Task requirements: Extract the listing in its entirety, keeping each line identical to the original.

Data excerpts:
━━━━

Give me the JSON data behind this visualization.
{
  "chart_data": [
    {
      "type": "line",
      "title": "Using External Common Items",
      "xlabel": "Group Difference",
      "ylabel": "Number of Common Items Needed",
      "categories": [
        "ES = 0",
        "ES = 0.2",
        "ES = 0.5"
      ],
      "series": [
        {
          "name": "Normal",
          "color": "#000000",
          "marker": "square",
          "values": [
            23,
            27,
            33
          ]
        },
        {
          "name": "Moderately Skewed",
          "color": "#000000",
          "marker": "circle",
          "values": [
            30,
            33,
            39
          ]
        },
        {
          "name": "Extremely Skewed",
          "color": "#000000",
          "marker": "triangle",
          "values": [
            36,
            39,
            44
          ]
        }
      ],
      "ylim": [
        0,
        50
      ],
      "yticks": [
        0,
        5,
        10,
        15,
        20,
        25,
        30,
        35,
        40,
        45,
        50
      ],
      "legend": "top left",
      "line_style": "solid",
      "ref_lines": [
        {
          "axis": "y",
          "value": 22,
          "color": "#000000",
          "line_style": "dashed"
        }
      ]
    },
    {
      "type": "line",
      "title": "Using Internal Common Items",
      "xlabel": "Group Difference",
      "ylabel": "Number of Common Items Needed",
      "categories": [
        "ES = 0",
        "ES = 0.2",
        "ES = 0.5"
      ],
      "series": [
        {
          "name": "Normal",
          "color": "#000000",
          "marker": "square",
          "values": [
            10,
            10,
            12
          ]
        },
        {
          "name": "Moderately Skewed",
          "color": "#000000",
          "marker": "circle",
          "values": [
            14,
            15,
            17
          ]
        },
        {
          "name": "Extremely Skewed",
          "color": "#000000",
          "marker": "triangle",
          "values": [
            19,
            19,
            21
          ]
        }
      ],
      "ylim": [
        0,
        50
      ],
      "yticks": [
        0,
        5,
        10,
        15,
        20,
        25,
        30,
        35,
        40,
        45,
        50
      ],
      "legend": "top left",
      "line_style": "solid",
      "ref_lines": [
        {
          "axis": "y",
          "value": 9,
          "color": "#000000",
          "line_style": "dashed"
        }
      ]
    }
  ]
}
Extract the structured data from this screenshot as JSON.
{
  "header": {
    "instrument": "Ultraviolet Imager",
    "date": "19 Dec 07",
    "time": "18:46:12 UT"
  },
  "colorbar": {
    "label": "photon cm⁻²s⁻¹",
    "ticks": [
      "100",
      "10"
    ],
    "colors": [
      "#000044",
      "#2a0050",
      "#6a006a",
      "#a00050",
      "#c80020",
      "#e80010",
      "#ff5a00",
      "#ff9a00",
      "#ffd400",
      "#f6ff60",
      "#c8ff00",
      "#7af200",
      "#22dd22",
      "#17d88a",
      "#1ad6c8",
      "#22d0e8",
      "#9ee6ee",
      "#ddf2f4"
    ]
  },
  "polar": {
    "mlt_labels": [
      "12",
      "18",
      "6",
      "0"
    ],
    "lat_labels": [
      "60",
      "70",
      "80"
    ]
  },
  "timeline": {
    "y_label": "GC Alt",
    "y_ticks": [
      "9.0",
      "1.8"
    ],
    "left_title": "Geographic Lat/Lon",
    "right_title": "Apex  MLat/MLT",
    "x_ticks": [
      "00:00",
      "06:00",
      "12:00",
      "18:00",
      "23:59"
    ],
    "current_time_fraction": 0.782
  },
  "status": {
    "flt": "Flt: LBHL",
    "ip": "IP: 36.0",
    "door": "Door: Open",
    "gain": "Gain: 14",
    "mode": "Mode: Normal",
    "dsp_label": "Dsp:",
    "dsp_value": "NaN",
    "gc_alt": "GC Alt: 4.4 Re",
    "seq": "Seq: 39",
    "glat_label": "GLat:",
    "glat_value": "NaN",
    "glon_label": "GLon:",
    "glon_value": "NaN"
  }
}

━━━━

The solution:
Give me the JSON data behind this visualization.
{
  "chart_data": [
    {
      "type": "line",
      "title": "Using External Common Items",
      "xlabel": "Group Difference",
      "ylabel": "Number of Common Items Needed",
      "categories": [
        "ES = 0",
        "ES = 0.2",
        "ES = 0.5"
      ],
      "series": [
        {
          "name": "Normal",
          "color": "#000000",
          "marker": "square",
          "values": [
            23,
            27,
            33
          ]
        },
        {
          "name": "Moderately Skewed",
          "color": "#000000",
          "marker": "circle",
          "values": [
            30,
            33,
            39
          ]
        },
        {
          "name": "Extremely Skewed",
          "color": "#000000",
          "marker": "triangle",
          "values": [
            36,
            39,
            44
          ]
        }
      ],
      "ylim": [
        0,
        50
      ],
      "yticks": [
        0,
        5,
        10,
        15,
        20,
        25,
        30,
        35,
        40,
        45,
        50
      ],
      "legend": "top left",
      "line_style": "solid",
      "ref_lines": [
        {
          "axis": "y",
          "value": 22,
          "color": "#000000",
          "line_style": "dashed"
        }
      ]
    },
    {
      "type": "line",
      "title": "Using Internal Common Items",
      "xlabel": "Group Difference",
      "ylabel": "Number of Common Items Needed",
      "categories": [
        "ES = 0",
        "ES = 0.2",
        "ES = 0.5"
      ],
      "series": [
        {
          "name": "Normal",
          "color": "#000000",
          "marker": "square",
          "values": [
            10,
            10,
            12
          ]
        },
        {
          "name": "Moderately Skewed",
          "color": "#000000",
          "marker": "circle",
          "values": [
            14,
            15,
            17
          ]
        },
        {
          "name": "Extremely Skewed",
          "color": "#000000",
          "marker": "triangle",
          "values": [
            19,
            19,
            21
          ]
        }
      ],
      "ylim": [
        0,
        50
      ],
      "yticks": [
        0,
        5,
        10,
        15,
        20,
        25,
        30,
        35,
        40,
        45,
        50
      ],
      "legend": "top left",
      "line_style": "solid",
      "ref_lines": [
        {
          "axis": "y",
          "value": 9,
          "color": "#000000",
          "line_style": "dashed"
        }
      ]
    }
  ]
}
Extract the structured data from this screenshot as JSON.
{
  "header": {
    "instrument": "Ultraviolet Imager",
    "date": "19 Dec 07",
    "time": "18:46:12 UT"
  },
  "colorbar": {
    "label": "photon cm⁻²s⁻¹",
    "ticks": [
      "100",
      "10"
    ],
    "colors": [
      "#000044",
      "#2a0050",
      "#6a006a",
      "#a00050",
      "#c80020",
      "#e80010",
      "#ff5a00",
      "#ff9a00",
      "#ffd400",
      "#f6ff60",
      "#c8ff00",
      "#7af200",
      "#22dd22",
      "#17d88a",
      "#1ad6c8",
      "#22d0e8",
      "#9ee6ee",
      "#ddf2f4"
    ]
  },
  "polar": {
    "mlt_labels": [
      "12",
      "18",
      "6",
      "0"
    ],
    "lat_labels": [
      "60",
      "70",
      "80"
    ]
  },
  "timeline": {
    "y_label": "GC Alt",
    "y_ticks": [
      "9.0",
      "1.8"
    ],
    "left_title": "Geographic Lat/Lon",
    "right_title": "Apex  MLat/MLT",
    "x_ticks": [
      "00:00",
      "06:00",
      "12:00",
      "18:00",
      "23:59"
    ],
    "current_time_fraction": 0.782
  },
  "status": {
    "flt": "Flt: LBHL",
    "ip": "IP: 36.0",
    "door": "Door: Open",
    "gain": "Gain: 14",
    "mode": "Mode: Normal",
    "dsp_label": "Dsp:",
    "dsp_value": "NaN",
    "gc_alt": "GC Alt: 4.4 Re",
    "seq": "Seq: 39",
    "glat_label": "GLat:",
    "glat_value": "NaN",
    "glon_label": "GLon:",
    "glon_value": "NaN"
  }
}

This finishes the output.